CONSIGNA: ¿Puedes copiar literalmente el pasaje de la sección del documento que va desde "Cuando yo era" hasta "testigo de su luz.", ambos incluidos?

SECCIÓN DEL DOCUMENTO:
● ● ●

Así, las oraciones recuerdan también las palabras del Apocalipsis, según las cuales
las vestiduras de los ciento cuarenta y cuatro mil elegidos eran dignas de Dios no
por mérito de ellos. El Apocalipsis comenta que habían lavado sus vestiduras en la
sangre del Cordero y que de ese modo habían quedado tan blancas como la luz
(cf. Ap 7, 14).
Cuando yo era niño me decía: pero algo que se lava en la sangre no queda blanco
como la luz. La respuesta es: la "sangre del Cordero" es el amor de Cristo
crucificado. Este amor es lo que blanquea nuestros vestidos sucios, lo que hace
veraz e ilumina nuestra alma obscurecida; lo que, a pesar de todas nuestras
tinieblas, nos transforma a nosotros mismos en "luz en el Señor". Al revestirnos
del alba deberíamos recordar: él sufrió también por mí; y sólo porque su amor es
más grande que todos mis pecados, puedo representarlo y ser testigo de su luz.
Pero además de pensar en el vestido de luz que el Señor nos ha dado en el
bautismo y, de modo nuevo, en la ordenación sacerdotal, podemos considerar
también el vestido nupcial, del que habla la parábola del banquete de Dios. En las
homilías de san Gregorio Magno he encontrado a este respecto una reflexión digna
de tenerse en cuenta. San Gregorio distingue entre la versión de la parábola que
nos ofrece san Lucas y la de san Mateo. Está convencido de que la parábola de san
Lucas habla del banquete nupcial escatológico, mientras que, según él, la versión
que nos transmite san Mateo trataría de la anticipación de este banquete nupcial en
la liturgia y en la vida de la Iglesia.
En efecto, en san Mateo, y sólo en san Mateo, el rey acude a la sala llena para ver a
sus huéspedes. Y entre esa multitud encuentra también un huésped sin vestido
nupcial, que luego es arrojado fuera a las tinieblas. Entonces san Gregorio se
pregunta: "pero, ¿qué clase de vestido le faltaba? Todos los fieles congregados en
la Iglesia han recibido el vestido nuevo del bautismo y de la fe; de lo contrario no
estarían en la Iglesia. Entonces, ¿qué les falta aún? ¿Qué vestido nupcial debe
añadirse aún?".
El Papa responde: "El vestido del amor". Y, por desgracia, entre sus huéspedes, a
los que había dado el vestido nuevo, el vestido blanco del nuevo nacimiento, el rey
encuentra algunos que no llevaban el vestido color púrpura del amor a Dios y al
prójimo. "¿En qué condición queremos entrar en la fiesta del cielo —se pregunta el
Papa—, si no llevamos puesto el vestido nupcial, es decir, el amor, lo único que nos
puede embellecer?". En el interior de una persona sin amor reina la oscuridad. Las
tinieblas exteriores, de las que habla el Evangelio, son sólo el reflejo de la ceguera
interna del corazón (cf. Homilía XXXVIII, 8-13).

● ● ●

DATOS PROPORCIONADOS:
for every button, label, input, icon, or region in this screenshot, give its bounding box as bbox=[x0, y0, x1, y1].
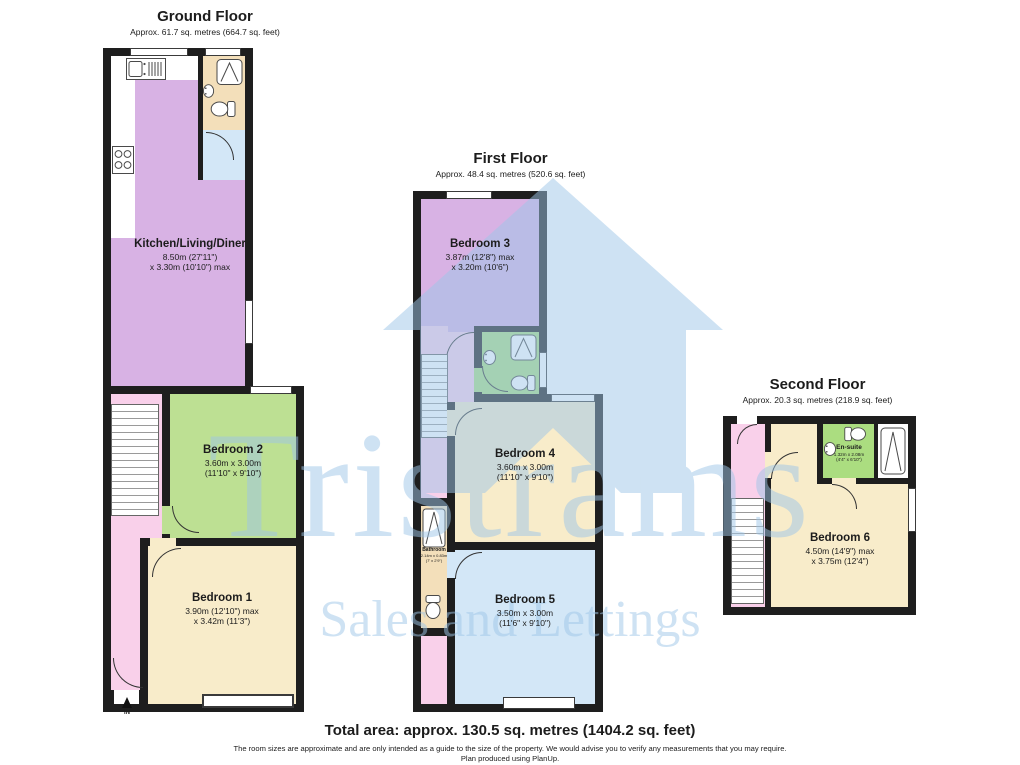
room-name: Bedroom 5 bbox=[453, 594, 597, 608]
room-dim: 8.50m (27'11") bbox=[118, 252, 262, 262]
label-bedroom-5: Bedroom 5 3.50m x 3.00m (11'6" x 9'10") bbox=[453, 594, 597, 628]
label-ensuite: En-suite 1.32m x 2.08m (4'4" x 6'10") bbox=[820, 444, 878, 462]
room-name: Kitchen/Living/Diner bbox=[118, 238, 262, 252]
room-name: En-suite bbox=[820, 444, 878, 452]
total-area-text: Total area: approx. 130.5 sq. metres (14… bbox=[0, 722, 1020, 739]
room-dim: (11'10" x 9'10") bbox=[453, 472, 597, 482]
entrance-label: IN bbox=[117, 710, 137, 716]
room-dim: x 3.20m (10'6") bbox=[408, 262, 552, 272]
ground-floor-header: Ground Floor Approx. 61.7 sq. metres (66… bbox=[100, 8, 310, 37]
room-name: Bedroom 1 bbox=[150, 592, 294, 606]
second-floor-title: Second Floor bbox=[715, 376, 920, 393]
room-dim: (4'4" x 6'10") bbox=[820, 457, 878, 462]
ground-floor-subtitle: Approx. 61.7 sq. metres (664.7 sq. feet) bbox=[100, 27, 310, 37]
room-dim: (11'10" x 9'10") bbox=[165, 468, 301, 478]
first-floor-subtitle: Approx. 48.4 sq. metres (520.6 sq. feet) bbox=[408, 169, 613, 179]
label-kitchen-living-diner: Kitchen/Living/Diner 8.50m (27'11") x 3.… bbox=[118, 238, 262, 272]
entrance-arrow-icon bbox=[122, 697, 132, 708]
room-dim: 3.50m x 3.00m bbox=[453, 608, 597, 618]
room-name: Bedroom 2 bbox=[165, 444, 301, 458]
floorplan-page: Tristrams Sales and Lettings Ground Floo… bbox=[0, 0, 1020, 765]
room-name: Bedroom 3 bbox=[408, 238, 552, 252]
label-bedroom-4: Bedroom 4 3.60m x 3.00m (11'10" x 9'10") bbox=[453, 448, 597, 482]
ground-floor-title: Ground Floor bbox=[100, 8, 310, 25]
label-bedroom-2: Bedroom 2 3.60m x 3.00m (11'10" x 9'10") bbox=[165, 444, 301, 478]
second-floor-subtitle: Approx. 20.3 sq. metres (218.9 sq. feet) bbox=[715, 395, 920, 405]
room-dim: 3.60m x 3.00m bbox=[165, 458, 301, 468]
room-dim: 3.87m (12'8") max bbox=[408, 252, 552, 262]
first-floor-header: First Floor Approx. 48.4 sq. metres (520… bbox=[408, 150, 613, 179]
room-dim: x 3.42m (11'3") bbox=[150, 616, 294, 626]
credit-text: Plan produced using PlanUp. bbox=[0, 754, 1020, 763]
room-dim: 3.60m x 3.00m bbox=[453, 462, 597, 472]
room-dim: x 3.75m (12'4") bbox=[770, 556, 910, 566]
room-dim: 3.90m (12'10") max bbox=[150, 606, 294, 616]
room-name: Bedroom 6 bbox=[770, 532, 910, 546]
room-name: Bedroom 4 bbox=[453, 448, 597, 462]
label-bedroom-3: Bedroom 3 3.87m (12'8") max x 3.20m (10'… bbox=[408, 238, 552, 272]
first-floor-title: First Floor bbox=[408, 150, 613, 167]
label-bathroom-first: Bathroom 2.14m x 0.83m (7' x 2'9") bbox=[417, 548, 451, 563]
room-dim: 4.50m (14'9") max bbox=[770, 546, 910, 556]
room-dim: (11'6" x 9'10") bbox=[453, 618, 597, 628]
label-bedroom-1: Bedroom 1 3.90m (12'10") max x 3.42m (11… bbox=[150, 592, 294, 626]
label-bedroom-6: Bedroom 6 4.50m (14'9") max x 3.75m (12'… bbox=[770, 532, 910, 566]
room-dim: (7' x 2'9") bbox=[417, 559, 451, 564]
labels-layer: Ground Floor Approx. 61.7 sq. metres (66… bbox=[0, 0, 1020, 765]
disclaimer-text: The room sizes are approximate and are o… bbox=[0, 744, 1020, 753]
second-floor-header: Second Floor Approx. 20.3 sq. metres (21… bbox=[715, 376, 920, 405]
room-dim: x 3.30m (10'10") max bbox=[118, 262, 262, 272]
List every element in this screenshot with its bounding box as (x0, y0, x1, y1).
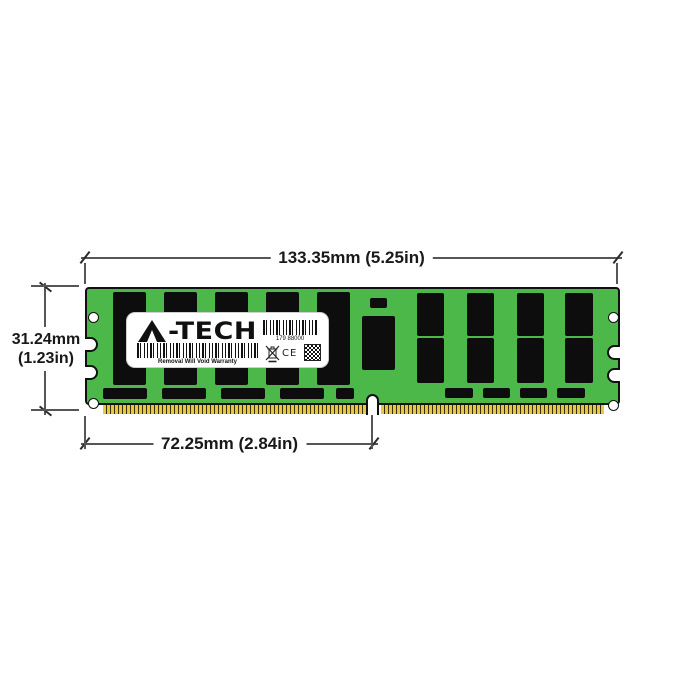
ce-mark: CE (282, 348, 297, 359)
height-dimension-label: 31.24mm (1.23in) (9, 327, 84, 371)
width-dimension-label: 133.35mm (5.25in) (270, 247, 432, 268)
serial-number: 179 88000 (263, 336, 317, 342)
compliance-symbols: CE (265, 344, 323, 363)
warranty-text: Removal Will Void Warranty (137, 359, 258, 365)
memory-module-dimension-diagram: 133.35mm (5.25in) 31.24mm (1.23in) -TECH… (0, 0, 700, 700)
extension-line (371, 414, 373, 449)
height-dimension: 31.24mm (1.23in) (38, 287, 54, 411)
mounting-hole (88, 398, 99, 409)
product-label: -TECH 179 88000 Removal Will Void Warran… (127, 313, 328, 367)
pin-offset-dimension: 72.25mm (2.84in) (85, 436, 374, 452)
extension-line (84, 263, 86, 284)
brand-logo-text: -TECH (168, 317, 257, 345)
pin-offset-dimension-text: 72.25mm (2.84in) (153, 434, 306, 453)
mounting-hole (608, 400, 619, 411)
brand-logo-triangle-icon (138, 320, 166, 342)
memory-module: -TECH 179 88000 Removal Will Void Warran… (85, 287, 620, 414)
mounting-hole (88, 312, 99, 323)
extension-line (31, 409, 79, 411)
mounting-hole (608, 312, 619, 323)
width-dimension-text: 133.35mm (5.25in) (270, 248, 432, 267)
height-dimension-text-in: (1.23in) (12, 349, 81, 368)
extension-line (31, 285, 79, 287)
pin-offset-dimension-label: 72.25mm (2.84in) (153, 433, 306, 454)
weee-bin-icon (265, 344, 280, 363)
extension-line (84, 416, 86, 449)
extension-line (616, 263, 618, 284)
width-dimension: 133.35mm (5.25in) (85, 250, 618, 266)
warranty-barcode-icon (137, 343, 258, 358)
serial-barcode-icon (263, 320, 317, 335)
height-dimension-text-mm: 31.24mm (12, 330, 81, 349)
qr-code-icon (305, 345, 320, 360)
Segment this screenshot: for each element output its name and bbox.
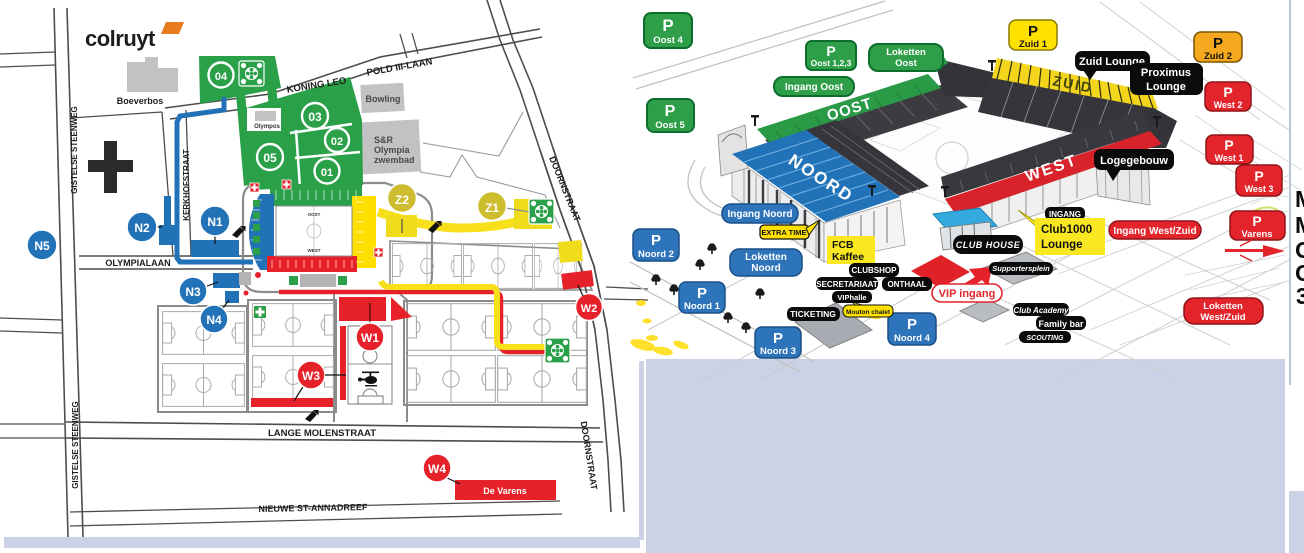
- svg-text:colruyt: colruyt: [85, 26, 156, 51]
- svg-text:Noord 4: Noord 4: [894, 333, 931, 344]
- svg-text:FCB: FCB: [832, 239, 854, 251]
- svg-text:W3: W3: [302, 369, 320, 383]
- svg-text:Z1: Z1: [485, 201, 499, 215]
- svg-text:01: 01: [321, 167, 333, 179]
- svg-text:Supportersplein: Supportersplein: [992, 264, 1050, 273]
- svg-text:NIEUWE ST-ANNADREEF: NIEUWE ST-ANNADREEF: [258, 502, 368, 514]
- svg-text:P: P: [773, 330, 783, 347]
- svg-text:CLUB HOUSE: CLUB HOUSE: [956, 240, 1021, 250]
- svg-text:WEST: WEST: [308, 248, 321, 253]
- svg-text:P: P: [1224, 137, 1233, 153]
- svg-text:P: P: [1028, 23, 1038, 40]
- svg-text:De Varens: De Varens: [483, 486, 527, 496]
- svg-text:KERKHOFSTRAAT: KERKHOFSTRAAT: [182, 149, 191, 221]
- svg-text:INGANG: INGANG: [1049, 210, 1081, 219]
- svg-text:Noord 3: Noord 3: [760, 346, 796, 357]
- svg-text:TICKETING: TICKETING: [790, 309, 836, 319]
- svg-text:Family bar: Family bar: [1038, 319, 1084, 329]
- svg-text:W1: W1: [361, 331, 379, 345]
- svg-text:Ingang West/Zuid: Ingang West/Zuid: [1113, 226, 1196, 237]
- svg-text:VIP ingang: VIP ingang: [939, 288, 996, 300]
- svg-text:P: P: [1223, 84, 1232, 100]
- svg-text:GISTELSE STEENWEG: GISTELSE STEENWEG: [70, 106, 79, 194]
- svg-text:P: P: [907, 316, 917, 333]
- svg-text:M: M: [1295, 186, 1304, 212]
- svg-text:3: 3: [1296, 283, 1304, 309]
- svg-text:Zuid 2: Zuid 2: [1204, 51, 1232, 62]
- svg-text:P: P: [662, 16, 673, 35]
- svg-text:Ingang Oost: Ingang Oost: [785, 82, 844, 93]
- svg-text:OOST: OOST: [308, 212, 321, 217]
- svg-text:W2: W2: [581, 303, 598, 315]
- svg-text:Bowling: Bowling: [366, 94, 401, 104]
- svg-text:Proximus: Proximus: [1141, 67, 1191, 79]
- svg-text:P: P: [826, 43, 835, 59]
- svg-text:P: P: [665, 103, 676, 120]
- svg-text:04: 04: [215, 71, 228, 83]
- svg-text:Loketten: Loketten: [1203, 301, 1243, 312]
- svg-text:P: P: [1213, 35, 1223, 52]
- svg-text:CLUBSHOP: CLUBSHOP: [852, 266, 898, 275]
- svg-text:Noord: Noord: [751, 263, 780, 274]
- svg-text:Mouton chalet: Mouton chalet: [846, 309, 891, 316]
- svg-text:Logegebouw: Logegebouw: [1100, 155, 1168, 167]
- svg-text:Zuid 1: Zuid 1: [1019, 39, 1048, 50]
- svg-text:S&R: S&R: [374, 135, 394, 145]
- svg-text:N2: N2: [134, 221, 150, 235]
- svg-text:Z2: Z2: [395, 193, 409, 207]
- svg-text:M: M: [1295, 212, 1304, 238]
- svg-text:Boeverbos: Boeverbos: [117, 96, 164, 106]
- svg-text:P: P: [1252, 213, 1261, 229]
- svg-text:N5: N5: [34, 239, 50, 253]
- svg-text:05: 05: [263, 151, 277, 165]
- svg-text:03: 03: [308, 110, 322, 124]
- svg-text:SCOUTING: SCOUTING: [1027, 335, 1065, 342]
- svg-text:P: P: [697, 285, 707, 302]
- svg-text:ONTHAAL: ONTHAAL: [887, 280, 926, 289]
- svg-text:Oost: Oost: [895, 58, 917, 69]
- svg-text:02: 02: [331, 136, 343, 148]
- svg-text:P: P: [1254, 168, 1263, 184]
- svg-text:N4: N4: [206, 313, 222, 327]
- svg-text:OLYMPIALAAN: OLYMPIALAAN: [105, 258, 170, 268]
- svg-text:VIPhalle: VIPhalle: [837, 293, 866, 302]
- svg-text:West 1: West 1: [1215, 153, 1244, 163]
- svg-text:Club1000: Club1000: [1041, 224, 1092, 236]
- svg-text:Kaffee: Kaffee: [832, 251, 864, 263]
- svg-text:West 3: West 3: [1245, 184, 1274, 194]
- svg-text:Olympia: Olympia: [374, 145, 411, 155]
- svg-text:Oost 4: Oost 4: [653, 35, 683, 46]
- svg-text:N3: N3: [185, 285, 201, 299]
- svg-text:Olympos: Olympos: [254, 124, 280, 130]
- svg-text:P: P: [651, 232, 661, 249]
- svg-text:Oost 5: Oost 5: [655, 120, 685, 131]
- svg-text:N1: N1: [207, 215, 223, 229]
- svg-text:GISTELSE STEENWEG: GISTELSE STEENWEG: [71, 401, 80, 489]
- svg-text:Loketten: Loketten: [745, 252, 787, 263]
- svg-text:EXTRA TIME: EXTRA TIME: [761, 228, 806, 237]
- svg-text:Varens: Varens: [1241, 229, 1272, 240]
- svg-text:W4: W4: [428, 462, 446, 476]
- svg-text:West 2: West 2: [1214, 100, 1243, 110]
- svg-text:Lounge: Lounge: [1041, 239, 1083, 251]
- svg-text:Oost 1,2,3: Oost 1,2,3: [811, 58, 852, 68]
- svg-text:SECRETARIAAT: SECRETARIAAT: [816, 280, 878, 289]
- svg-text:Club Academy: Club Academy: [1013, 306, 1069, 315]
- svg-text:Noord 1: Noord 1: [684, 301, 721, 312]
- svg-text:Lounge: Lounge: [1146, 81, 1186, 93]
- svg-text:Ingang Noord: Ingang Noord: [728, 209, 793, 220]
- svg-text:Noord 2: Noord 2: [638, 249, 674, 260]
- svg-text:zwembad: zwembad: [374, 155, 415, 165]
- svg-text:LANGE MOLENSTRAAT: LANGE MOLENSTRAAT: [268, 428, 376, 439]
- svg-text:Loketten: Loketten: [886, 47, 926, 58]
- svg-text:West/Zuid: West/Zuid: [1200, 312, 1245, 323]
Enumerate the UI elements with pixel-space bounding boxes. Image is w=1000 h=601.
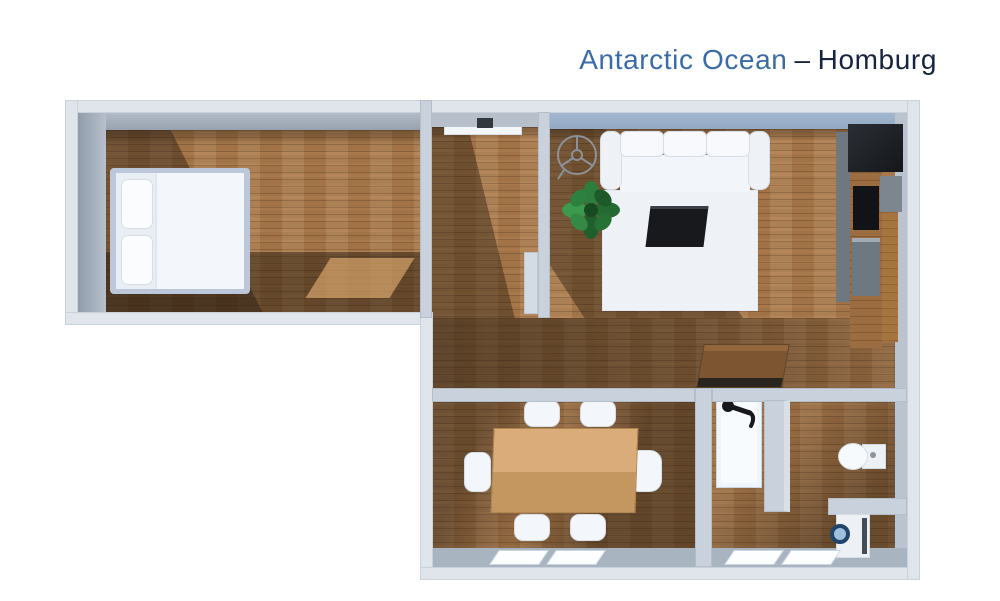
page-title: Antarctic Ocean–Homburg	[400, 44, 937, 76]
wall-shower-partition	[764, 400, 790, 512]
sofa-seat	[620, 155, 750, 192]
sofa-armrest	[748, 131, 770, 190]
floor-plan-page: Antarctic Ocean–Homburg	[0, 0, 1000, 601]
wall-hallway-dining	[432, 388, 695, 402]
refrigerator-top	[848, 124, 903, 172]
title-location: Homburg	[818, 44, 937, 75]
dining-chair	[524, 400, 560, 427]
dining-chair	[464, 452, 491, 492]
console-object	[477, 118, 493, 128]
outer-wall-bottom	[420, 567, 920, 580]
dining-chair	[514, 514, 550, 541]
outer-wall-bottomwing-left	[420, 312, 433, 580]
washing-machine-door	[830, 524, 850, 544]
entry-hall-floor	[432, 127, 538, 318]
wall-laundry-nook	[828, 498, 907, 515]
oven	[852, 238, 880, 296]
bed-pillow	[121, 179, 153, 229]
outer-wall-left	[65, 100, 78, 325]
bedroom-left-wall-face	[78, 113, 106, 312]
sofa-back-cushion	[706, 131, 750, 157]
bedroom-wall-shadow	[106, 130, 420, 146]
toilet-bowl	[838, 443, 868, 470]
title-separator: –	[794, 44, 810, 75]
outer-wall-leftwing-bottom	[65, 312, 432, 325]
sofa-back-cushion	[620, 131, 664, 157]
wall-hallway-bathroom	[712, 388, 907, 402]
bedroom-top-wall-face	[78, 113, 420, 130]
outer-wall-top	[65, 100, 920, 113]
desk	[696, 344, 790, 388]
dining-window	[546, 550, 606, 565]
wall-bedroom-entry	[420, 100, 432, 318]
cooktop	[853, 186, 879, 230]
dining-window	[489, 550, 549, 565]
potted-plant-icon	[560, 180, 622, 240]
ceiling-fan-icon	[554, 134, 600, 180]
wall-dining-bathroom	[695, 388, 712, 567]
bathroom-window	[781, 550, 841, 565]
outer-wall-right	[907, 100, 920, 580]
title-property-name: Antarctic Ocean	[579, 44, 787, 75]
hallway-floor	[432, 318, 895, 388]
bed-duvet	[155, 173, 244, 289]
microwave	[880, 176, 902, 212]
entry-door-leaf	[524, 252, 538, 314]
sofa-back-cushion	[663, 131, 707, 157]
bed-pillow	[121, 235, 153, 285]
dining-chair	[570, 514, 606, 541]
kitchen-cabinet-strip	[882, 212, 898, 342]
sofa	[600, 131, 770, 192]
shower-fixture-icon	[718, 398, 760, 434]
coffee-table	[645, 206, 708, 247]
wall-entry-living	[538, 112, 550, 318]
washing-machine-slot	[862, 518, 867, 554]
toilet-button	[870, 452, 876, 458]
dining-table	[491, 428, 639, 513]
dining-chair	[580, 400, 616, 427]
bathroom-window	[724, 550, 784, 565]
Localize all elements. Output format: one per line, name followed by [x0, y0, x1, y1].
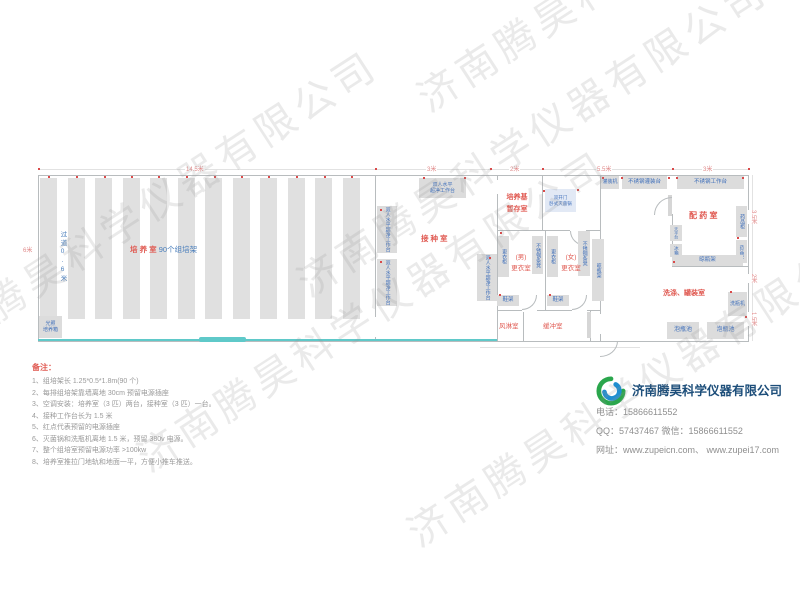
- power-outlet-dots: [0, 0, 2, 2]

● ● ●

RESPUESTA ESPERADA:
Cuando yo era niño me decía: pero algo que se lava en la sangre no queda blanco
como la luz. La respuesta es: la "sangre del Cordero" es el amor de Cristo
crucificado. Este amor es lo que blanquea nuestros vestidos sucios, lo que hace
veraz e ilumina nuestra alma obscurecida; lo que, a pesar de todas nuestras
tinieblas, nos transforma a nosotros mismos en "luz en el Señor". Al revestirnos
del alba deberíamos recordar: él sufrió también por mí; y sólo porque su amor es
más grande que todos mis pecados, puedo representarlo y ser testigo de su luz.